TASK TO CARRY OUT>
Report every line in the listing that contains the string "window".

(Stored items from a collection)

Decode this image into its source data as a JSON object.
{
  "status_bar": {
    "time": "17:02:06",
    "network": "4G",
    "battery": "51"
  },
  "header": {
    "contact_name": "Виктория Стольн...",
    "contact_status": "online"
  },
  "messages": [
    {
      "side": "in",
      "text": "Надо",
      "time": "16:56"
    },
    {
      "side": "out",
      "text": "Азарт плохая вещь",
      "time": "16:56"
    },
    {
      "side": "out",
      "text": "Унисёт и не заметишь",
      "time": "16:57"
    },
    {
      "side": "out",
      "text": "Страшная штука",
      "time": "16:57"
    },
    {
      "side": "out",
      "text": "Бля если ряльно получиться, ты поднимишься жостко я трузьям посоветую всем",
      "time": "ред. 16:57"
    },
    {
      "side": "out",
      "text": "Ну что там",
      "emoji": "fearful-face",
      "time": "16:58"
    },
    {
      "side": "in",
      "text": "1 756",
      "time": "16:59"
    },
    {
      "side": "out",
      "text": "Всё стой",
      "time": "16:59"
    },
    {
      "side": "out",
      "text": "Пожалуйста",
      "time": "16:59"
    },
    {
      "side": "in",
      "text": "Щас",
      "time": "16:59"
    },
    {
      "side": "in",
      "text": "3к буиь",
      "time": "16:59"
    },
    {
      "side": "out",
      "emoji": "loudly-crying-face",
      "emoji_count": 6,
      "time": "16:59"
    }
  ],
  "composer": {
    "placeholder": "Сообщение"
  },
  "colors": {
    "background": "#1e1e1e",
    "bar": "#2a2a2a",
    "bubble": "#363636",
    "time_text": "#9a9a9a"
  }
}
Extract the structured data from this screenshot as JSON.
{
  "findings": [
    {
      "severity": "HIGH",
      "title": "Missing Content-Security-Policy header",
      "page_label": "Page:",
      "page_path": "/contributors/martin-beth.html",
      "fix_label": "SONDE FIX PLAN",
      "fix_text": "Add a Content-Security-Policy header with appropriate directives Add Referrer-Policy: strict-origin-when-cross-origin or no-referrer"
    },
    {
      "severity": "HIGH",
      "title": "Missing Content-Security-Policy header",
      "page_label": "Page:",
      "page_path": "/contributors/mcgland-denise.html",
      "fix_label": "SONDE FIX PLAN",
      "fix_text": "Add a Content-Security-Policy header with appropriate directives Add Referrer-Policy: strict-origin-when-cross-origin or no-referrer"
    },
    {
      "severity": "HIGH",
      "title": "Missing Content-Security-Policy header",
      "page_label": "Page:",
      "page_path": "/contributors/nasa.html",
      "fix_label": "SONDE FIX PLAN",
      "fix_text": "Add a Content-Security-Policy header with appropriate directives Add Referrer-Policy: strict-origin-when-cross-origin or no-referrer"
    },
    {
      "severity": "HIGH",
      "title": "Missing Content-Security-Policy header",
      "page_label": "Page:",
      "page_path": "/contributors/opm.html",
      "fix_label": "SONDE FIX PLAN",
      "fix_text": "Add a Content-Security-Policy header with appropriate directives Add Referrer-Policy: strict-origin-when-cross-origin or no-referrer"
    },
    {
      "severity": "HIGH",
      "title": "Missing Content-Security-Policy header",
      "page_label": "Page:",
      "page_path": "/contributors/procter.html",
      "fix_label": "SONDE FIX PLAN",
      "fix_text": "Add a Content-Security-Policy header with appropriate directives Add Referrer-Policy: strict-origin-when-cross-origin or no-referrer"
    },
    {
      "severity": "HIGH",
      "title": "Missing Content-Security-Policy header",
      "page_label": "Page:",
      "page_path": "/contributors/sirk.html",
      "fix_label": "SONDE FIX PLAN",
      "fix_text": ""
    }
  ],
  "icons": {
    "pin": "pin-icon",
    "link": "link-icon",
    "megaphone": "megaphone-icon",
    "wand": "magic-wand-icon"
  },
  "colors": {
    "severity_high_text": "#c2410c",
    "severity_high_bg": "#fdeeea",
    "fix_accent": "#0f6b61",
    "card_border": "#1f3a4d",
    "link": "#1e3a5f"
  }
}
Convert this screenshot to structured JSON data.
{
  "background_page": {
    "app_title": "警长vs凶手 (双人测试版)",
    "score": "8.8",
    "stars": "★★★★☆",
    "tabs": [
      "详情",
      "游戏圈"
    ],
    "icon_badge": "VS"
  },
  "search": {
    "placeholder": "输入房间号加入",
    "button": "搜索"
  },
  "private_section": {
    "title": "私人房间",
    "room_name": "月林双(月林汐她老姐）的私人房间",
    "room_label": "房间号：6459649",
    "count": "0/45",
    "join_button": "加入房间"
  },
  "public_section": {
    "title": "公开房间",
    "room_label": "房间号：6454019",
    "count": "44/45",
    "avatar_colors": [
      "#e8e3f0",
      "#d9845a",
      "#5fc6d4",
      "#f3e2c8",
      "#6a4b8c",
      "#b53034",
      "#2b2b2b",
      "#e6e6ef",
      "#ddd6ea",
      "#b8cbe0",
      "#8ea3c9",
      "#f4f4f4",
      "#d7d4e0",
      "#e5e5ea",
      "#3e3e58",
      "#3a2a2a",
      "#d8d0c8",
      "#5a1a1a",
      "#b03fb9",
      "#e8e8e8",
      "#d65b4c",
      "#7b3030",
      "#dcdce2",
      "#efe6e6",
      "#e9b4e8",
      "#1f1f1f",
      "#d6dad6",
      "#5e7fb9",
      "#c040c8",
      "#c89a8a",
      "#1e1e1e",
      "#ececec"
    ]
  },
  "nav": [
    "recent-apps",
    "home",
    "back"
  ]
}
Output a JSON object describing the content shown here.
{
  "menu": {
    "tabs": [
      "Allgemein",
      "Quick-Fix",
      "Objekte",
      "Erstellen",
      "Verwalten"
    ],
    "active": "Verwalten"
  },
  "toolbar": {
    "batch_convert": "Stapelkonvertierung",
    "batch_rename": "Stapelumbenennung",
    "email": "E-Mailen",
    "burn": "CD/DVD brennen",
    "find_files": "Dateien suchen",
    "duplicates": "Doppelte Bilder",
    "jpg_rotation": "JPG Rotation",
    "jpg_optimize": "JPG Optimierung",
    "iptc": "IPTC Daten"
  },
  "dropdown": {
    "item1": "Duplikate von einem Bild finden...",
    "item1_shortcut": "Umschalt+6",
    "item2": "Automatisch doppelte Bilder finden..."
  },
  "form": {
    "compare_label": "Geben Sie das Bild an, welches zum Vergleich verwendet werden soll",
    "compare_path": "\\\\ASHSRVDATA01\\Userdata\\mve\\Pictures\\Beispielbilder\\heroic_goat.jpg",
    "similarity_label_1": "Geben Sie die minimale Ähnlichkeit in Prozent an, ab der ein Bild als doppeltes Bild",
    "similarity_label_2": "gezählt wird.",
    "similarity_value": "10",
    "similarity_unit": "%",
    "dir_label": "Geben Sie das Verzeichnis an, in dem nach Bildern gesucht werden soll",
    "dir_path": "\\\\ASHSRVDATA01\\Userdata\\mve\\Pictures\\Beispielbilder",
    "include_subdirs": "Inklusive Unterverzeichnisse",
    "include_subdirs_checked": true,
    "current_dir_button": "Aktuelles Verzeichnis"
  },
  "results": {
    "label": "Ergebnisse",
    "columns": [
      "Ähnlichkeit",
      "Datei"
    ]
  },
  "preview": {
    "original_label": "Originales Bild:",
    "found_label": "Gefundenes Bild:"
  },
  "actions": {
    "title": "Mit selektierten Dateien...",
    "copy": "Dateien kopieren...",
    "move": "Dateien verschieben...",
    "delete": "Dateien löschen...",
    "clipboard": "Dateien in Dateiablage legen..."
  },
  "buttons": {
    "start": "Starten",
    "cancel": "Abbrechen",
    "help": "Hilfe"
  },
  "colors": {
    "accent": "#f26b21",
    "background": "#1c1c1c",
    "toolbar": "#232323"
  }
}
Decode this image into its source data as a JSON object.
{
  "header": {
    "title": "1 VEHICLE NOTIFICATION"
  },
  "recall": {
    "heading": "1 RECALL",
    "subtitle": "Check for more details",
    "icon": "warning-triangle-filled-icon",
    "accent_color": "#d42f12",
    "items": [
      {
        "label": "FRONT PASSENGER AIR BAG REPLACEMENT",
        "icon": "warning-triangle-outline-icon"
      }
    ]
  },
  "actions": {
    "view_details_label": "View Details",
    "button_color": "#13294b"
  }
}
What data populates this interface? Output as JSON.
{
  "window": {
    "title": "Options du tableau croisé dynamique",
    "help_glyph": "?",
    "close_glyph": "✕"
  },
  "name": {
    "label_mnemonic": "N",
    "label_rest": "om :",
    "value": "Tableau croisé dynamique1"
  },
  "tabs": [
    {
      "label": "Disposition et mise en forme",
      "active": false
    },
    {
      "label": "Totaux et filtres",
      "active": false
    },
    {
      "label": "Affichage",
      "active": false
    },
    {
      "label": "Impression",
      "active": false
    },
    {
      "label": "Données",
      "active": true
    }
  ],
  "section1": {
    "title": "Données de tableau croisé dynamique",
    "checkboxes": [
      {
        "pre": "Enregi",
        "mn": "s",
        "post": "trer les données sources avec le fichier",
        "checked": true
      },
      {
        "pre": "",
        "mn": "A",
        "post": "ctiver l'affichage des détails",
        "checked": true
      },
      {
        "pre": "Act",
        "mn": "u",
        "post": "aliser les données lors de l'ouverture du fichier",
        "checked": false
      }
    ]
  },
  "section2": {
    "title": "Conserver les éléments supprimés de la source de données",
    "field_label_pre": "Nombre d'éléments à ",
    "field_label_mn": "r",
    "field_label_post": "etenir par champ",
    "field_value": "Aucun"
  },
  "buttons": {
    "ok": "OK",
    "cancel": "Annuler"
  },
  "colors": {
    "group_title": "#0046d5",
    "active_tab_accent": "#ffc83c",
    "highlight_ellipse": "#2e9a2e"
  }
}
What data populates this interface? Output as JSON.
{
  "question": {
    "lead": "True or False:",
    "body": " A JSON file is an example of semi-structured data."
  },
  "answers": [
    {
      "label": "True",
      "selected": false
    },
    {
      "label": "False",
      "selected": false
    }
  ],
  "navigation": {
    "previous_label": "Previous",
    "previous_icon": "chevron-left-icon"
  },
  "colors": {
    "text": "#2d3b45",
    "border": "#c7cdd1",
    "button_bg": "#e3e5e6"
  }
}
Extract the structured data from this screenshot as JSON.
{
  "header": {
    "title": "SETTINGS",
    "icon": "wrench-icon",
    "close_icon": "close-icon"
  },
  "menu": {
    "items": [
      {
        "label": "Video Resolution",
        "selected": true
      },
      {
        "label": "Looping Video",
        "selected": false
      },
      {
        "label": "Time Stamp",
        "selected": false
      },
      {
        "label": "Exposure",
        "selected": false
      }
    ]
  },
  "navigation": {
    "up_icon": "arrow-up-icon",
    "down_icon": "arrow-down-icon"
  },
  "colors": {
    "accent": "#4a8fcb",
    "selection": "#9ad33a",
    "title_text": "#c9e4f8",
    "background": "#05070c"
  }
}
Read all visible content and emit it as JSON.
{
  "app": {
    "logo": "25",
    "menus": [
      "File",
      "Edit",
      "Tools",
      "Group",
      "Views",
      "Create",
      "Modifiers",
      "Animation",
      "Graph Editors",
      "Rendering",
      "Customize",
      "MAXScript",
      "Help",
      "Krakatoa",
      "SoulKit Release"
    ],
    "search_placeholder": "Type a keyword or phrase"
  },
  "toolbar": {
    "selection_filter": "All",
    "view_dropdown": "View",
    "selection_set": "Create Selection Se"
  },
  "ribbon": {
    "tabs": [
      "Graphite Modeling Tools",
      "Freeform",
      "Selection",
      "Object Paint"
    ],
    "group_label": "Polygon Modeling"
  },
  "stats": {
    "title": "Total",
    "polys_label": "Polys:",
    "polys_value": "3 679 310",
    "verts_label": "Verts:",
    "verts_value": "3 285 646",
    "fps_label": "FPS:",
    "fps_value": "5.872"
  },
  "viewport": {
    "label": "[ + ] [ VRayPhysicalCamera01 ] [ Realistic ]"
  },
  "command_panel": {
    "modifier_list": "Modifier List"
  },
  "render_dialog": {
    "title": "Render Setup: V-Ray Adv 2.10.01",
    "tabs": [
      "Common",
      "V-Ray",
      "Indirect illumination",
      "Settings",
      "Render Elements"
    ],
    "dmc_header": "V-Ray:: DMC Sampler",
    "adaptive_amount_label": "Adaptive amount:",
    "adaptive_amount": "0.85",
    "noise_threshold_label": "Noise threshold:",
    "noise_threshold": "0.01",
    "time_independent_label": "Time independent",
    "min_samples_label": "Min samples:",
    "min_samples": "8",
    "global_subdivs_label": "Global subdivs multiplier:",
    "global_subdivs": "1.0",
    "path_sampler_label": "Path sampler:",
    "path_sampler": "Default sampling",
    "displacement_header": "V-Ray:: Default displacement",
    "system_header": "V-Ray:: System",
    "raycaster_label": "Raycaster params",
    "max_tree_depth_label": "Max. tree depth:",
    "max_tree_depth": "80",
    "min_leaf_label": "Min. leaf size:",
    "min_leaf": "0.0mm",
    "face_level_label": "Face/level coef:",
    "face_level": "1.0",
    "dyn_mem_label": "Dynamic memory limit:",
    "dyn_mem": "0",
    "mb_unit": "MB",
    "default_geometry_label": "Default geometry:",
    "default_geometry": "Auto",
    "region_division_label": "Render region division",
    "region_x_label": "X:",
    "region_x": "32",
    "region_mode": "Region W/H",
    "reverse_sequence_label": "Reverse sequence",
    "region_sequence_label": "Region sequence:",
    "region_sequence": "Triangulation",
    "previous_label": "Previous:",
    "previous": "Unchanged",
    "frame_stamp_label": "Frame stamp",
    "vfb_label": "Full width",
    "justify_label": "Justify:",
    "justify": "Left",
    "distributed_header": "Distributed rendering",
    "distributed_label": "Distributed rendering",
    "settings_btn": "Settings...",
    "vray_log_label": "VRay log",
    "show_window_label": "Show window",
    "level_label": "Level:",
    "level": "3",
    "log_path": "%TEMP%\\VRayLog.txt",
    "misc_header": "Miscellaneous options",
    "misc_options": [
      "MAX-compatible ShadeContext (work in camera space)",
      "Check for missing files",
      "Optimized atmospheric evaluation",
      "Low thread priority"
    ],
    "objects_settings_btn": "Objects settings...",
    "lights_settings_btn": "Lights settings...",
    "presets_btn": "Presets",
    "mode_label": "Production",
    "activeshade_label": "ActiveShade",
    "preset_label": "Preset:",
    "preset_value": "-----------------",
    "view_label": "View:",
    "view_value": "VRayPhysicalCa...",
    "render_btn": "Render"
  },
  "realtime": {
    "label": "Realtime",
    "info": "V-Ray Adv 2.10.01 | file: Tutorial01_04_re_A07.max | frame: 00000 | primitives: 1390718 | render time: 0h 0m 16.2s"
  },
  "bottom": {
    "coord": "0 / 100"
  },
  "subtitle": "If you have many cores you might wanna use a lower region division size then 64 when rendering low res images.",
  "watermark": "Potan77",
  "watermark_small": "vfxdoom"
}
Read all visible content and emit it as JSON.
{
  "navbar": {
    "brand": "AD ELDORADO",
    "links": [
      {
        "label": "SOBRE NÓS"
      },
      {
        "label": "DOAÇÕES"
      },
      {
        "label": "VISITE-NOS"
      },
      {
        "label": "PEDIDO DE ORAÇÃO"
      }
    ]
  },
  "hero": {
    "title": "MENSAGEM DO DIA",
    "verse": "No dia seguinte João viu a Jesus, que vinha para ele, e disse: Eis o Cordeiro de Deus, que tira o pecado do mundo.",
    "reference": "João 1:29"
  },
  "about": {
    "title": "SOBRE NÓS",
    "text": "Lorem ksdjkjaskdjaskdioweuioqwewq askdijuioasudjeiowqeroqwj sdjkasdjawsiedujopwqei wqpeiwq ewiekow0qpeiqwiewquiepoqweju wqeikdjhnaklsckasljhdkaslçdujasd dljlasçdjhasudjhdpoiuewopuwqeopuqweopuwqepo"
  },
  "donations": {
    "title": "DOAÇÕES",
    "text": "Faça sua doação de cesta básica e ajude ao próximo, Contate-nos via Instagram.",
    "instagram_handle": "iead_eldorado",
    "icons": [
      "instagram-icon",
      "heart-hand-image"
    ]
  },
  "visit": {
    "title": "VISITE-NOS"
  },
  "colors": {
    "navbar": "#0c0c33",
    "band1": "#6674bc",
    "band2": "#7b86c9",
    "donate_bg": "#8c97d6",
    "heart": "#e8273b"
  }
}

FULL RESPONSE>
  "window": {
    "show_window_label": "Show window",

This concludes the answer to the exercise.